REQUIRED WORK → Below are the records; locate each line with the word "económico" and copy it.

Collected data entries:
'''

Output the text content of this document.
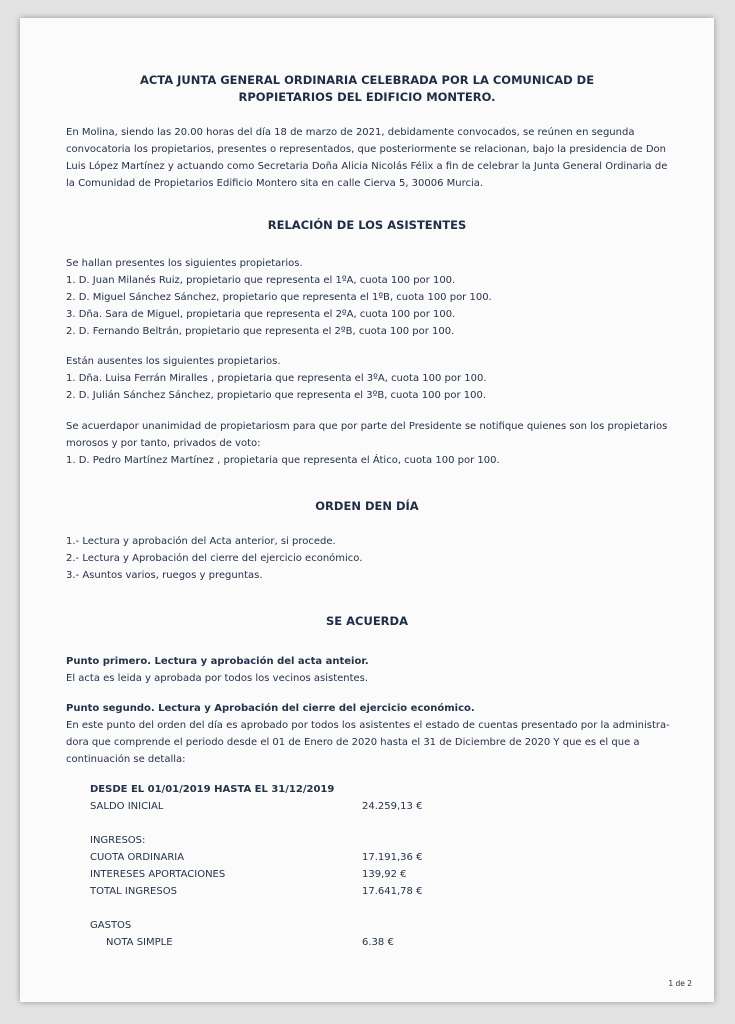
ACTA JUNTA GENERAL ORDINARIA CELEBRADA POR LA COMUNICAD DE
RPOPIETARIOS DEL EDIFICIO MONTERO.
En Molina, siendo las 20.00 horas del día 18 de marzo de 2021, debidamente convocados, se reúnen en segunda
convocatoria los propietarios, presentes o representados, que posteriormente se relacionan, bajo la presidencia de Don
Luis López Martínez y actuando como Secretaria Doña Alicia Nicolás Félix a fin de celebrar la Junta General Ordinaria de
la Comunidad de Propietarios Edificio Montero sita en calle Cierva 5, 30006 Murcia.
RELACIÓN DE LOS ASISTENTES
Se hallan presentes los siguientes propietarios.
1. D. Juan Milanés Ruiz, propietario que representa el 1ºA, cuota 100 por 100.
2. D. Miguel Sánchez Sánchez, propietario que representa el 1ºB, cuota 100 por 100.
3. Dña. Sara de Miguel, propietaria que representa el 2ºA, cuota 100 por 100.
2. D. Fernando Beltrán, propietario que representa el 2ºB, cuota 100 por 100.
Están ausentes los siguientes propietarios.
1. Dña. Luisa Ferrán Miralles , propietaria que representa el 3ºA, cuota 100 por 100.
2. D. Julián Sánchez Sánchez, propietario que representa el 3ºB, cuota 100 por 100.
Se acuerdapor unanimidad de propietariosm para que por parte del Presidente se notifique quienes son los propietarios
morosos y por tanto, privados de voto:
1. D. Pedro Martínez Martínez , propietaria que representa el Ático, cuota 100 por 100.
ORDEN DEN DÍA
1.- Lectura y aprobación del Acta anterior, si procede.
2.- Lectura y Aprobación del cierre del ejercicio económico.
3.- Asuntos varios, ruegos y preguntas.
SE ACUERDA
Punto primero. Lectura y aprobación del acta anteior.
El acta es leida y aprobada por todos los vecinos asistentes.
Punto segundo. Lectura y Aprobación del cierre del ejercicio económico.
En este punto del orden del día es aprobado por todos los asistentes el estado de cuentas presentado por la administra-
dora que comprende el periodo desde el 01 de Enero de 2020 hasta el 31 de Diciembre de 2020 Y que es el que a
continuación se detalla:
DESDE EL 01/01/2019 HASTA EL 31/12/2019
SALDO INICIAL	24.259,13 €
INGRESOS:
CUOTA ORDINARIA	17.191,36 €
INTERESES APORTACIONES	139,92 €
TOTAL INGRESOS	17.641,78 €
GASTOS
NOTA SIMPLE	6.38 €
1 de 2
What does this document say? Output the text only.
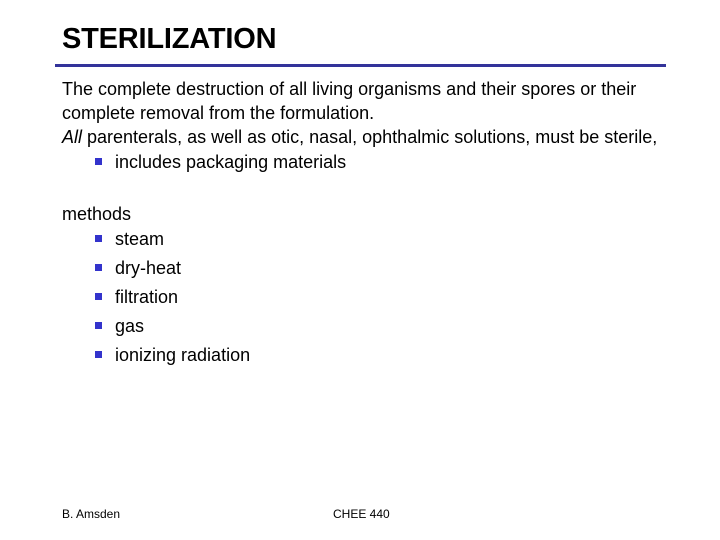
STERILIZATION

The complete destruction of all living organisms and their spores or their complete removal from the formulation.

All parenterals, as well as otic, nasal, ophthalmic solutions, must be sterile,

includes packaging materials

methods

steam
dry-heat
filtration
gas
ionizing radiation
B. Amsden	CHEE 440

'''

FINAL ANSWER →
2.- Lectura y Aprobación del cierre del ejercicio económico.
Punto segundo. Lectura y Aprobación del cierre del ejercicio económico.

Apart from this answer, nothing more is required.